§ **Data in this exercise**

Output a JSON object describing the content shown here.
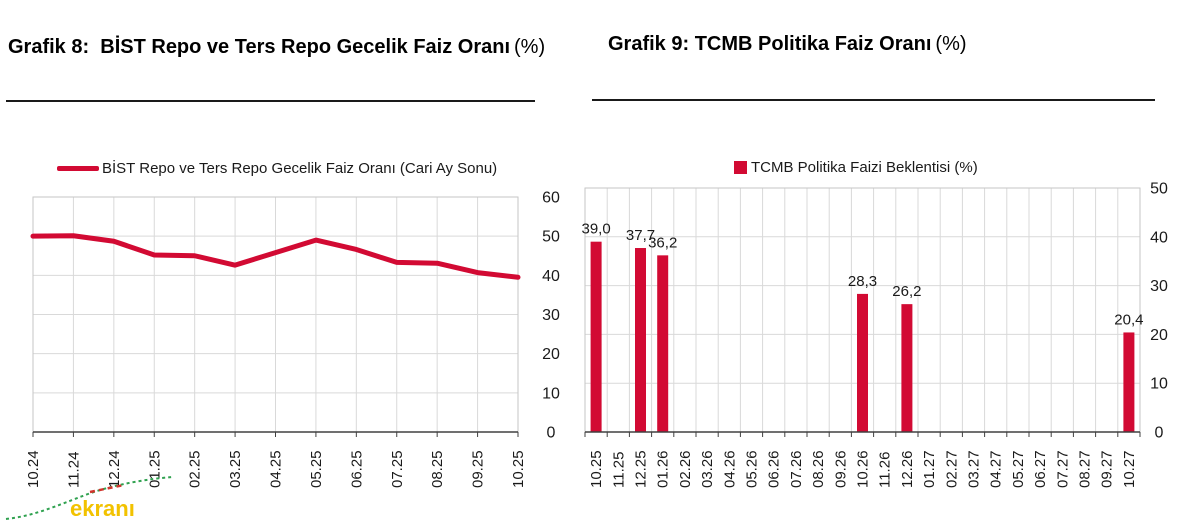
{
  "page": {
    "background": "#ffffff"
  },
  "watermark": {
    "text": "ekranı",
    "color": "#F2C200",
    "sparkline_green": "#2FA14F",
    "sparkline_red": "#D0342C"
  },
  "chart_data": [
    {
      "type": "line",
      "name": "grafik8",
      "title_bold": "Grafik 8:  BİST Repo ve Ters Repo Gecelik Faiz Oranı",
      "title_suffix": "(%)",
      "legend": "BİST Repo ve Ters Repo Gecelik Faiz Oranı (Cari Ay Sonu)",
      "legend_position": "top",
      "categories": [
        "10.24",
        "11.24",
        "12.24",
        "01.25",
        "02.25",
        "03.25",
        "04.25",
        "05.25",
        "06.25",
        "07.25",
        "08.25",
        "09.25",
        "10.25"
      ],
      "values": [
        50.0,
        50.1,
        48.7,
        45.2,
        45.0,
        42.6,
        45.8,
        49.0,
        46.6,
        43.3,
        43.1,
        40.7,
        39.5
      ],
      "ylim": [
        0,
        60
      ],
      "yticks": [
        0,
        10,
        20,
        30,
        40,
        50,
        60
      ],
      "ylabel_side": "right",
      "grid": true,
      "series_color": "#D20A33",
      "gridline_color": "#d9d9d9",
      "axis_color": "#404040"
    },
    {
      "type": "bar",
      "name": "grafik9",
      "title_bold": "Grafik 9: TCMB Politika Faiz Oranı",
      "title_suffix": "(%)",
      "legend": "TCMB Politika Faizi Beklentisi (%)",
      "legend_position": "top",
      "categories": [
        "10.25",
        "11.25",
        "12.25",
        "01.26",
        "02.26",
        "03.26",
        "04.26",
        "05.26",
        "06.26",
        "07.26",
        "08.26",
        "09.26",
        "10.26",
        "11.26",
        "12.26",
        "01.27",
        "02.27",
        "03.27",
        "04.27",
        "05.27",
        "06.27",
        "07.27",
        "08.27",
        "09.27",
        "10.27"
      ],
      "values": [
        39.0,
        null,
        37.7,
        36.2,
        null,
        null,
        null,
        null,
        null,
        null,
        null,
        null,
        28.3,
        null,
        26.2,
        null,
        null,
        null,
        null,
        null,
        null,
        null,
        null,
        null,
        20.4
      ],
      "value_labels": [
        "39,0",
        "",
        "37,7",
        "36,2",
        "",
        "",
        "",
        "",
        "",
        "",
        "",
        "",
        "28,3",
        "",
        "26,2",
        "",
        "",
        "",
        "",
        "",
        "",
        "",
        "",
        "",
        "20,4"
      ],
      "ylim": [
        0,
        50
      ],
      "yticks": [
        0,
        10,
        20,
        30,
        40,
        50
      ],
      "ylabel_side": "right",
      "grid": true,
      "series_color": "#D20A33",
      "gridline_color": "#d9d9d9",
      "axis_color": "#404040"
    }
  ]
}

§ **Task**
Reproduce each entry precisely, dropping only the pictures.

§ **Response to the task**
Output a JSON object describing the content shown here.
{
  "page": {
    "background": "#ffffff"
  },
  "watermark": {
    "text": "ekranı",
    "color": "#F2C200",
    "sparkline_green": "#2FA14F",
    "sparkline_red": "#D0342C"
  },
  "chart_data": [
    {
      "type": "line",
      "name": "grafik8",
      "title_bold": "Grafik 8:  BİST Repo ve Ters Repo Gecelik Faiz Oranı",
      "title_suffix": "(%)",
      "legend": "BİST Repo ve Ters Repo Gecelik Faiz Oranı (Cari Ay Sonu)",
      "legend_position": "top",
      "categories": [
        "10.24",
        "11.24",
        "12.24",
        "01.25",
        "02.25",
        "03.25",
        "04.25",
        "05.25",
        "06.25",
        "07.25",
        "08.25",
        "09.25",
        "10.25"
      ],
      "values": [
        50.0,
        50.1,
        48.7,
        45.2,
        45.0,
        42.6,
        45.8,
        49.0,
        46.6,
        43.3,
        43.1,
        40.7,
        39.5
      ],
      "ylim": [
        0,
        60
      ],
      "yticks": [
        0,
        10,
        20,
        30,
        40,
        50,
        60
      ],
      "ylabel_side": "right",
      "grid": true,
      "series_color": "#D20A33",
      "gridline_color": "#d9d9d9",
      "axis_color": "#404040"
    },
    {
      "type": "bar",
      "name": "grafik9",
      "title_bold": "Grafik 9: TCMB Politika Faiz Oranı",
      "title_suffix": "(%)",
      "legend": "TCMB Politika Faizi Beklentisi (%)",
      "legend_position": "top",
      "categories": [
        "10.25",
        "11.25",
        "12.25",
        "01.26",
        "02.26",
        "03.26",
        "04.26",
        "05.26",
        "06.26",
        "07.26",
        "08.26",
        "09.26",
        "10.26",
        "11.26",
        "12.26",
        "01.27",
        "02.27",
        "03.27",
        "04.27",
        "05.27",
        "06.27",
        "07.27",
        "08.27",
        "09.27",
        "10.27"
      ],
      "values": [
        39.0,
        null,
        37.7,
        36.2,
        null,
        null,
        null,
        null,
        null,
        null,
        null,
        null,
        28.3,
        null,
        26.2,
        null,
        null,
        null,
        null,
        null,
        null,
        null,
        null,
        null,
        20.4
      ],
      "value_labels": [
        "39,0",
        "",
        "37,7",
        "36,2",
        "",
        "",
        "",
        "",
        "",
        "",
        "",
        "",
        "28,3",
        "",
        "26,2",
        "",
        "",
        "",
        "",
        "",
        "",
        "",
        "",
        "",
        "20,4"
      ],
      "ylim": [
        0,
        50
      ],
      "yticks": [
        0,
        10,
        20,
        30,
        40,
        50
      ],
      "ylabel_side": "right",
      "grid": true,
      "series_color": "#D20A33",
      "gridline_color": "#d9d9d9",
      "axis_color": "#404040"
    }
  ]
}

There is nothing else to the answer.